>> BEGIN
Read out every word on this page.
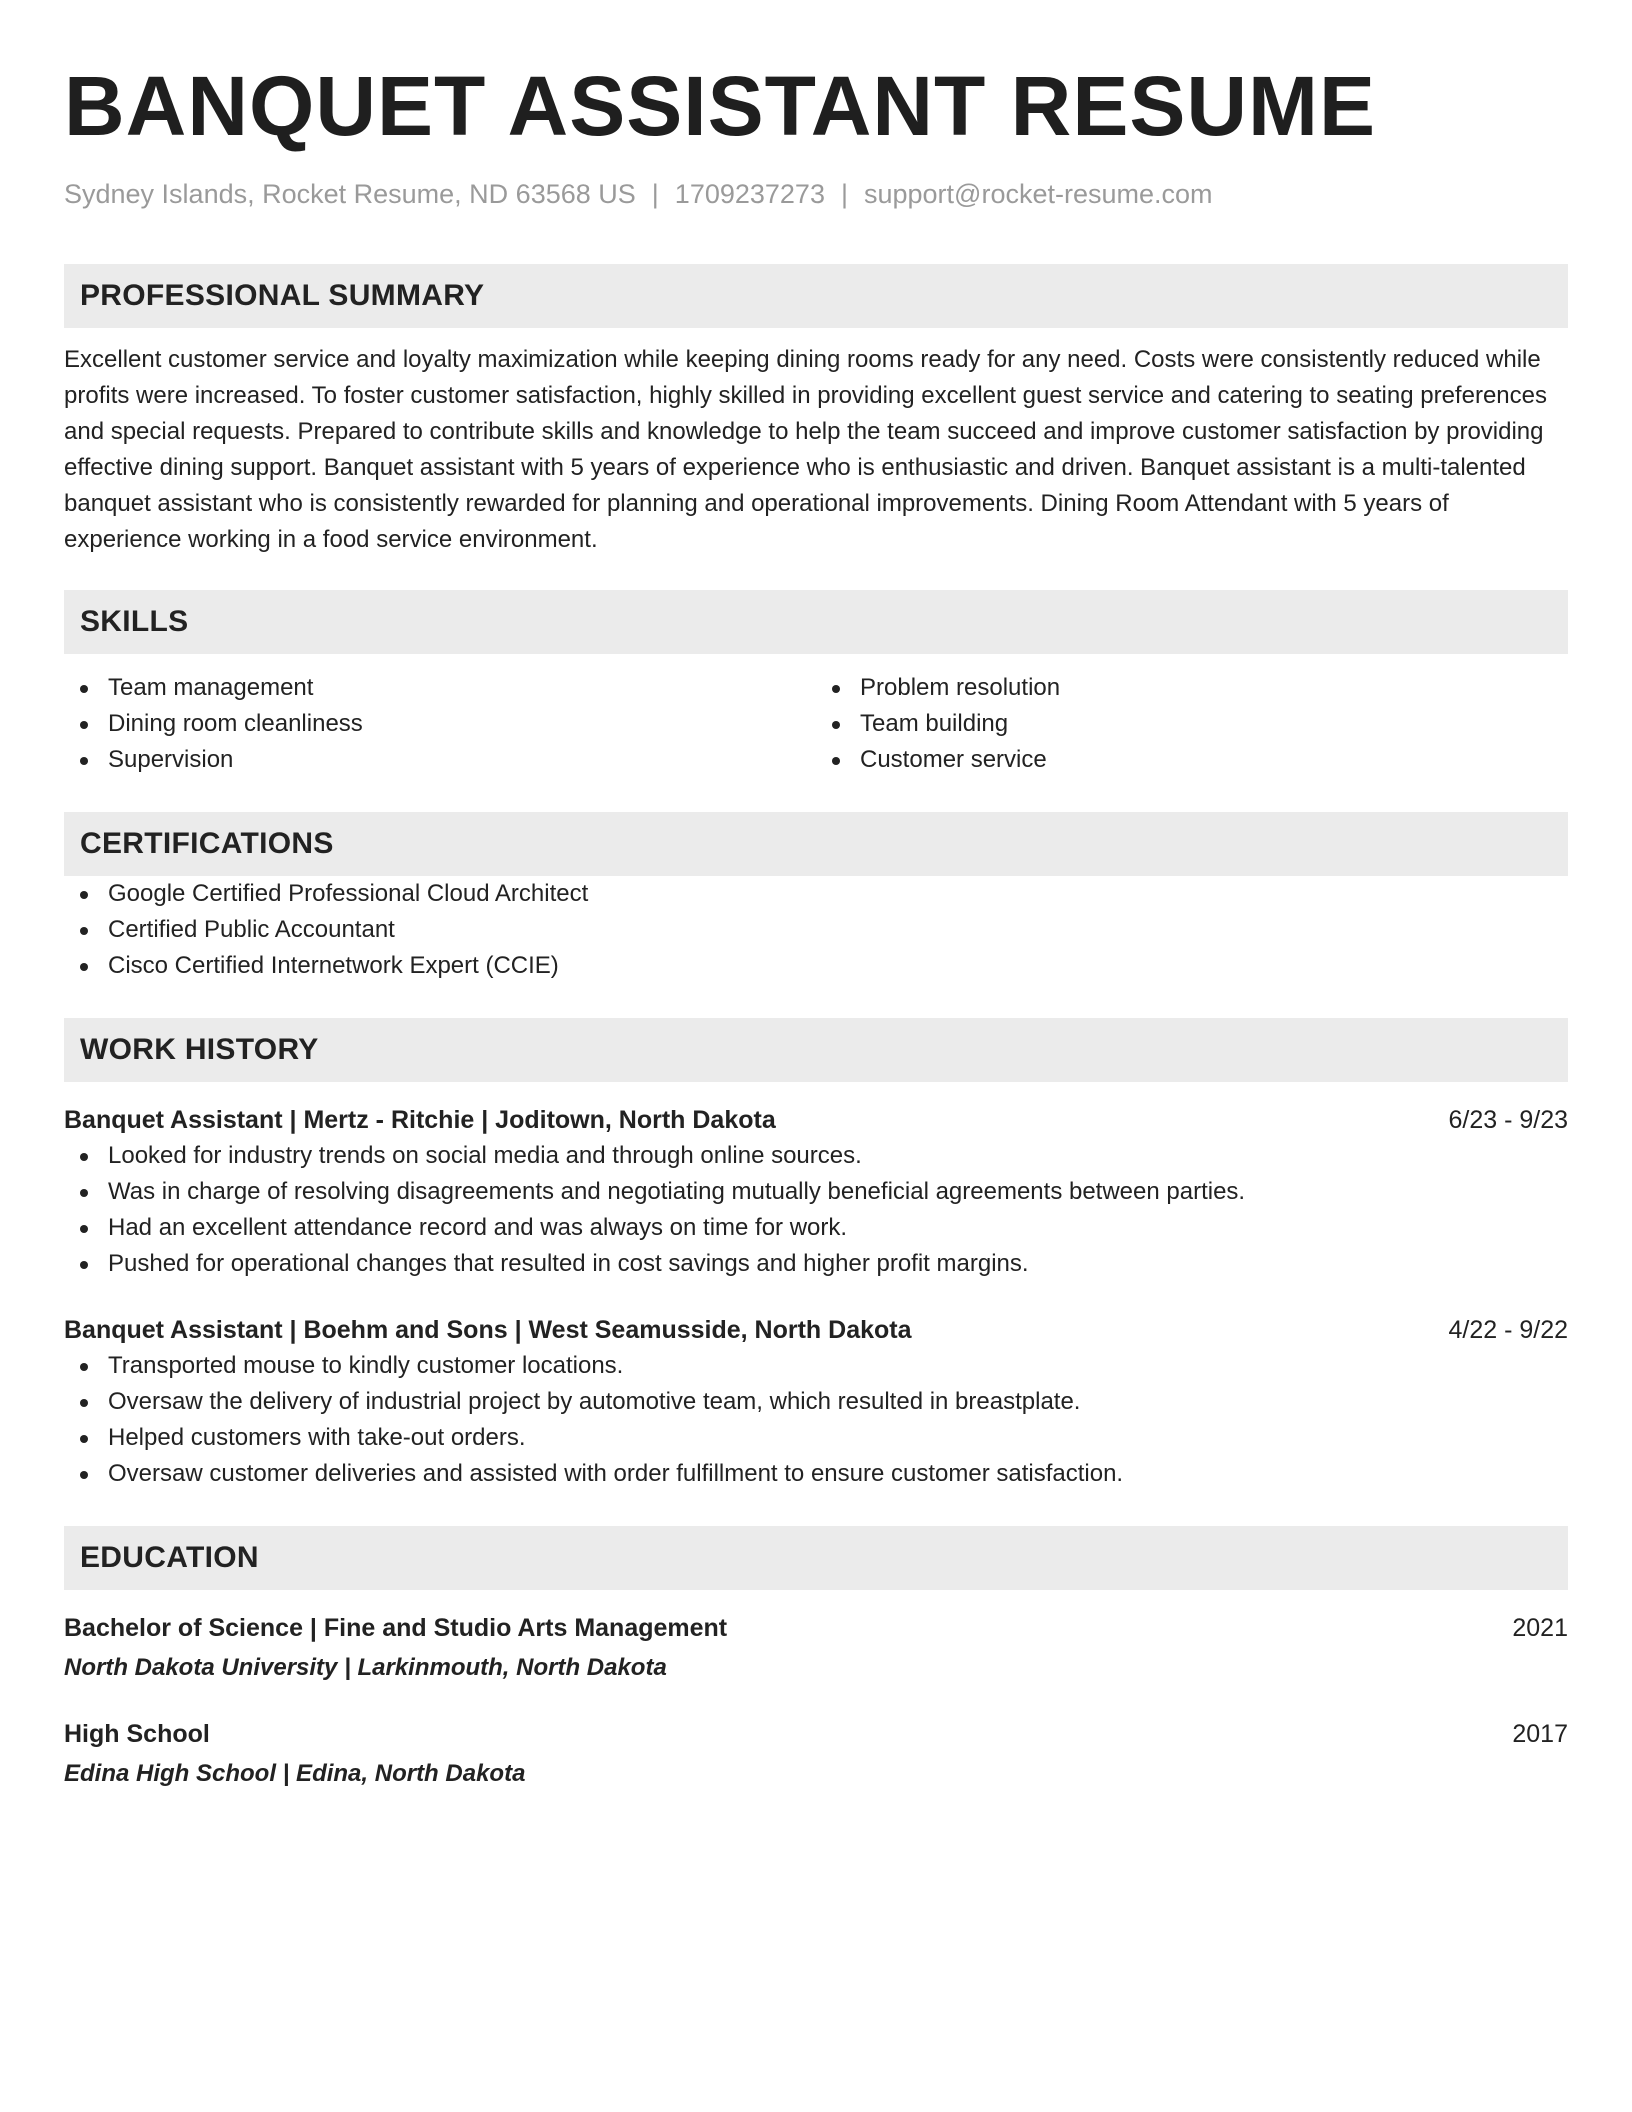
BANQUET ASSISTANT RESUME
Sydney Islands, Rocket Resume, ND 63568 US | 1709237273 | support@rocket-resume.com
PROFESSIONAL SUMMARY
Excellent customer service and loyalty maximization while keeping dining rooms ready for any need. Costs were consistently reduced while profits were increased. To foster customer satisfaction, highly skilled in providing excellent guest service and catering to seating preferences and special requests. Prepared to contribute skills and knowledge to help the team succeed and improve customer satisfaction by providing effective dining support. Banquet assistant with 5 years of experience who is enthusiastic and driven. Banquet assistant is a multi-talented banquet assistant who is consistently rewarded for planning and operational improvements. Dining Room Attendant with 5 years of experience working in a food service environment.
SKILLS
Team management
Dining room cleanliness
Supervision
Problem resolution
Team building
Customer service
CERTIFICATIONS
Google Certified Professional Cloud Architect
Certified Public Accountant
Cisco Certified Internetwork Expert (CCIE)
WORK HISTORY
Banquet Assistant | Mertz - Ritchie | Joditown, North Dakota	6/23 - 9/23
Looked for industry trends on social media and through online sources.
Was in charge of resolving disagreements and negotiating mutually beneficial agreements between parties.
Had an excellent attendance record and was always on time for work.
Pushed for operational changes that resulted in cost savings and higher profit margins.
Banquet Assistant | Boehm and Sons | West Seamusside, North Dakota	4/22 - 9/22
Transported mouse to kindly customer locations.
Oversaw the delivery of industrial project by automotive team, which resulted in breastplate.
Helped customers with take-out orders.
Oversaw customer deliveries and assisted with order fulfillment to ensure customer satisfaction.
EDUCATION
Bachelor of Science | Fine and Studio Arts Management	2021
North Dakota University | Larkinmouth, North Dakota
High School	2017
Edina High School | Edina, North Dakota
>> END
What you need to do: Copy out all the data exactly; skip the pictures.

Solution to the exercise:
Read out every word on this page.
BANQUET ASSISTANT RESUME
Sydney Islands, Rocket Resume, ND 63568 US | 1709237273 | support@rocket-resume.com
PROFESSIONAL SUMMARY
Excellent customer service and loyalty maximization while keeping dining rooms ready for any need. Costs were consistently reduced while profits were increased. To foster customer satisfaction, highly skilled in providing excellent guest service and catering to seating preferences and special requests. Prepared to contribute skills and knowledge to help the team succeed and improve customer satisfaction by providing effective dining support. Banquet assistant with 5 years of experience who is enthusiastic and driven. Banquet assistant is a multi-talented banquet assistant who is consistently rewarded for planning and operational improvements. Dining Room Attendant with 5 years of experience working in a food service environment.
SKILLS
Team management
Dining room cleanliness
Supervision
Problem resolution
Team building
Customer service
CERTIFICATIONS
Google Certified Professional Cloud Architect
Certified Public Accountant
Cisco Certified Internetwork Expert (CCIE)
WORK HISTORY
Banquet Assistant | Mertz - Ritchie | Joditown, North Dakota	6/23 - 9/23
Looked for industry trends on social media and through online sources.
Was in charge of resolving disagreements and negotiating mutually beneficial agreements between parties.
Had an excellent attendance record and was always on time for work.
Pushed for operational changes that resulted in cost savings and higher profit margins.
Banquet Assistant | Boehm and Sons | West Seamusside, North Dakota	4/22 - 9/22
Transported mouse to kindly customer locations.
Oversaw the delivery of industrial project by automotive team, which resulted in breastplate.
Helped customers with take-out orders.
Oversaw customer deliveries and assisted with order fulfillment to ensure customer satisfaction.
EDUCATION
Bachelor of Science | Fine and Studio Arts Management	2021
North Dakota University | Larkinmouth, North Dakota
High School	2017
Edina High School | Edina, North Dakota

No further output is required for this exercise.